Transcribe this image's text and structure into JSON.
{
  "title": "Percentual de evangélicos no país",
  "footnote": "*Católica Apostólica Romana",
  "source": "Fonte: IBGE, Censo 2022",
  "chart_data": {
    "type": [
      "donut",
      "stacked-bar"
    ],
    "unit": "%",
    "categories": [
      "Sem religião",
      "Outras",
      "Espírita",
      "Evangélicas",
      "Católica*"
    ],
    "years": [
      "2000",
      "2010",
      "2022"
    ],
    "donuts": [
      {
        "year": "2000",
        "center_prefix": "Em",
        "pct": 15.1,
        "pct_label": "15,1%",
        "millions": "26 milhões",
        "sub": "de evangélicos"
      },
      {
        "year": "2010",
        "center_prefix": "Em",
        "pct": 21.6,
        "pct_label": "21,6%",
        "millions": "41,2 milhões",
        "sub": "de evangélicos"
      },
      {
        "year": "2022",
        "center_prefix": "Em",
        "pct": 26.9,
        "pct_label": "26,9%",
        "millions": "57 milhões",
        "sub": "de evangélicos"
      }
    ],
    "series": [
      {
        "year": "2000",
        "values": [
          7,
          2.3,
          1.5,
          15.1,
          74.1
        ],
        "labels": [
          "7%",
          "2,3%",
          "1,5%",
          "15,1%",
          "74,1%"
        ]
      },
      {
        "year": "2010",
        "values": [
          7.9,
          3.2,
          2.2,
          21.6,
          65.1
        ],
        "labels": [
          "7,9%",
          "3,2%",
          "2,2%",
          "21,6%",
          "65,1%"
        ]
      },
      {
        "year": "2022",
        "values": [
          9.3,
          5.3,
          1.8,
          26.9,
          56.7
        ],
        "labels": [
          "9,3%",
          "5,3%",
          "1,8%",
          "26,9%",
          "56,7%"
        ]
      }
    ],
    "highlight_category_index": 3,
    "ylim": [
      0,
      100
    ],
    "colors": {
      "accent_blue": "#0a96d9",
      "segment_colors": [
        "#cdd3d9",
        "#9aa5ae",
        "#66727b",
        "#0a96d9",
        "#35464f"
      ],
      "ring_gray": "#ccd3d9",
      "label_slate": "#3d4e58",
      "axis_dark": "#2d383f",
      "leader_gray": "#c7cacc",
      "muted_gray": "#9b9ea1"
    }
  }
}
______
Word for word, restate all of the data shown above.

Transcribe this image's text and structure into JSON.
{
  "title": "Percentual de evangélicos no país",
  "footnote": "*Católica Apostólica Romana",
  "source": "Fonte: IBGE, Censo 2022",
  "chart_data": {
    "type": [
      "donut",
      "stacked-bar"
    ],
    "unit": "%",
    "categories": [
      "Sem religião",
      "Outras",
      "Espírita",
      "Evangélicas",
      "Católica*"
    ],
    "years": [
      "2000",
      "2010",
      "2022"
    ],
    "donuts": [
      {
        "year": "2000",
        "center_prefix": "Em",
        "pct": 15.1,
        "pct_label": "15,1%",
        "millions": "26 milhões",
        "sub": "de evangélicos"
      },
      {
        "year": "2010",
        "center_prefix": "Em",
        "pct": 21.6,
        "pct_label": "21,6%",
        "millions": "41,2 milhões",
        "sub": "de evangélicos"
      },
      {
        "year": "2022",
        "center_prefix": "Em",
        "pct": 26.9,
        "pct_label": "26,9%",
        "millions": "57 milhões",
        "sub": "de evangélicos"
      }
    ],
    "series": [
      {
        "year": "2000",
        "values": [
          7,
          2.3,
          1.5,
          15.1,
          74.1
        ],
        "labels": [
          "7%",
          "2,3%",
          "1,5%",
          "15,1%",
          "74,1%"
        ]
      },
      {
        "year": "2010",
        "values": [
          7.9,
          3.2,
          2.2,
          21.6,
          65.1
        ],
        "labels": [
          "7,9%",
          "3,2%",
          "2,2%",
          "21,6%",
          "65,1%"
        ]
      },
      {
        "year": "2022",
        "values": [
          9.3,
          5.3,
          1.8,
          26.9,
          56.7
        ],
        "labels": [
          "9,3%",
          "5,3%",
          "1,8%",
          "26,9%",
          "56,7%"
        ]
      }
    ],
    "highlight_category_index": 3,
    "ylim": [
      0,
      100
    ],
    "colors": {
      "accent_blue": "#0a96d9",
      "segment_colors": [
        "#cdd3d9",
        "#9aa5ae",
        "#66727b",
        "#0a96d9",
        "#35464f"
      ],
      "ring_gray": "#ccd3d9",
      "label_slate": "#3d4e58",
      "axis_dark": "#2d383f",
      "leader_gray": "#c7cacc",
      "muted_gray": "#9b9ea1"
    }
  }
}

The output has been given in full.